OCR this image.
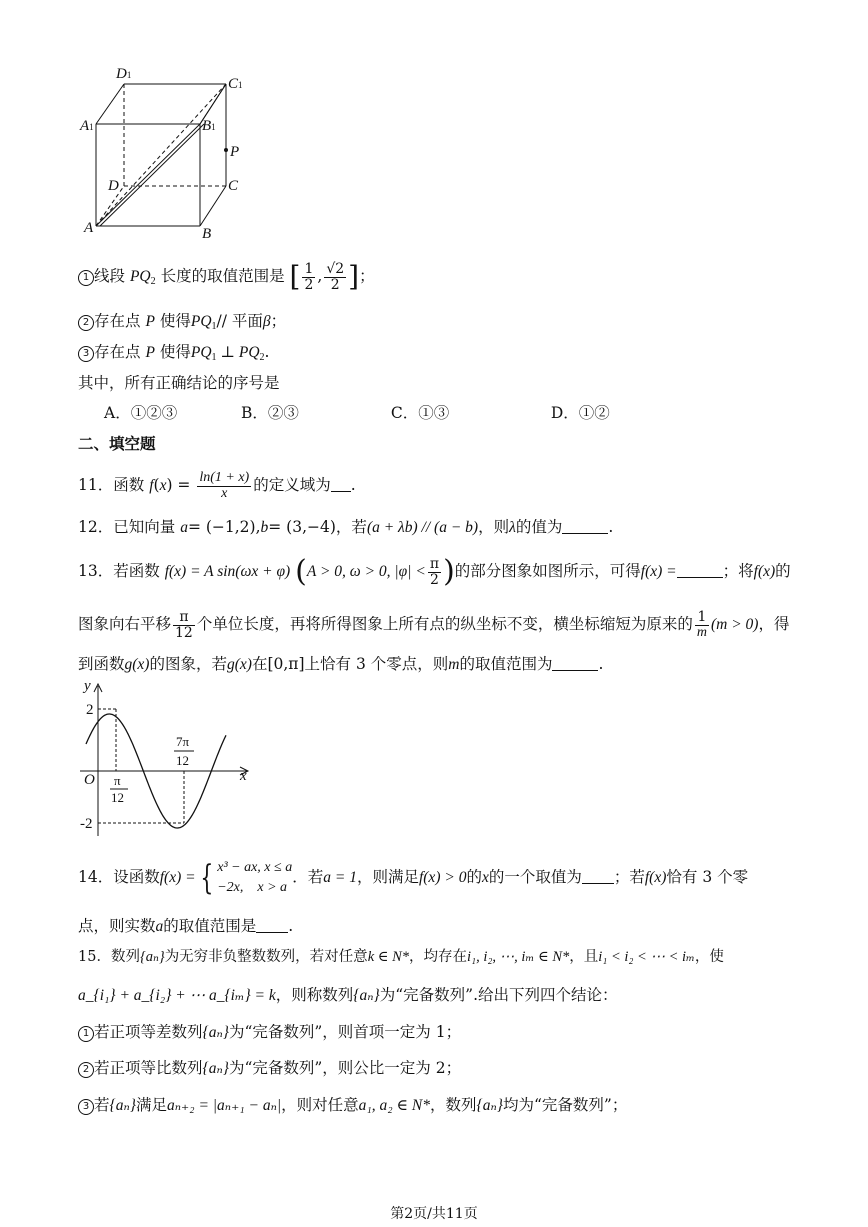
D1
C1
A1	B1
P
D	C
A	B
1 线段 $PQ_2$ 长度的取值范围是 [ $\frac{1}{2}$ , $\frac{√2}{2}$ ]；
2 存在点 P 使得$PQ_1//$ 平面β；
3 存在点 P 使得$PQ_1$ ⊥ $PQ_2$.
其中，所有正确结论的序号是
A．①②③	B．②③	C．①③	D．①②
二、填空题
11．函数 $f(x) = \frac{\ln(1 + x)}{x}$ 的定义域为 .
12．已知向量 a= (−1,2),b= (3,−4)，若(a + λb) // (a − b)，则λ的值为	.
13．若函数 f(x) = A sin(ωx + φ) (A > 0, ω > 0, $|\varphi| < \frac{\pi}{2}$ )的部分图象如图所示，可得f(x) =	；将f(x)的
图象向右平移 $\frac{\pi}{12}$ 个单位长度，再将所得图象上所有点的纵坐标不变，横坐标缩短为原来的 $\frac{1}{m} (m > 0)$，得
到函数g(x)的图象，若g(x)在[0,π]上恰有 3 个零点，则m的取值范围为	.
y
x
O
2
-2
π
12
7π
12
14．设函数f(x) = { x³ − ax, x ≤ a
−2x,    x > a
．若a = 1，则满足f(x) > 0的x的一个取值为 ；若f(x)恰有 3 个零
点，则实数a的取值范围是 .
15．数列{aₙ}为无穷非负整数数列，若对任意k ∈ N*，均存在i₁, i₂, ⋯, iₘ ∈ N*，且i₁ < i₂ < ⋯ < iₘ，使
a_{i₁} + a_{i₂} + ⋯ a_{iₘ} = k，则称数列{aₙ}为“完备数列”.给出下列四个结论：
1 若正项等差数列{aₙ}为“完备数列”，则首项一定为 1；
2 若正项等比数列{aₙ}为“完备数列”，则公比一定为 2；
3 若{aₙ}满足aₙ₊₂ = |aₙ₊₁ − aₙ|，则对任意a₁, a₂ ∈ N*，数列{aₙ}均为“完备数列”；
第2页/共11页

EXERCISE DESCRIPTION |
The word "frac" may occur in lines of the records. Report how many such lines there are, giving only the number.

SOLUTION TO THIS TASK |
4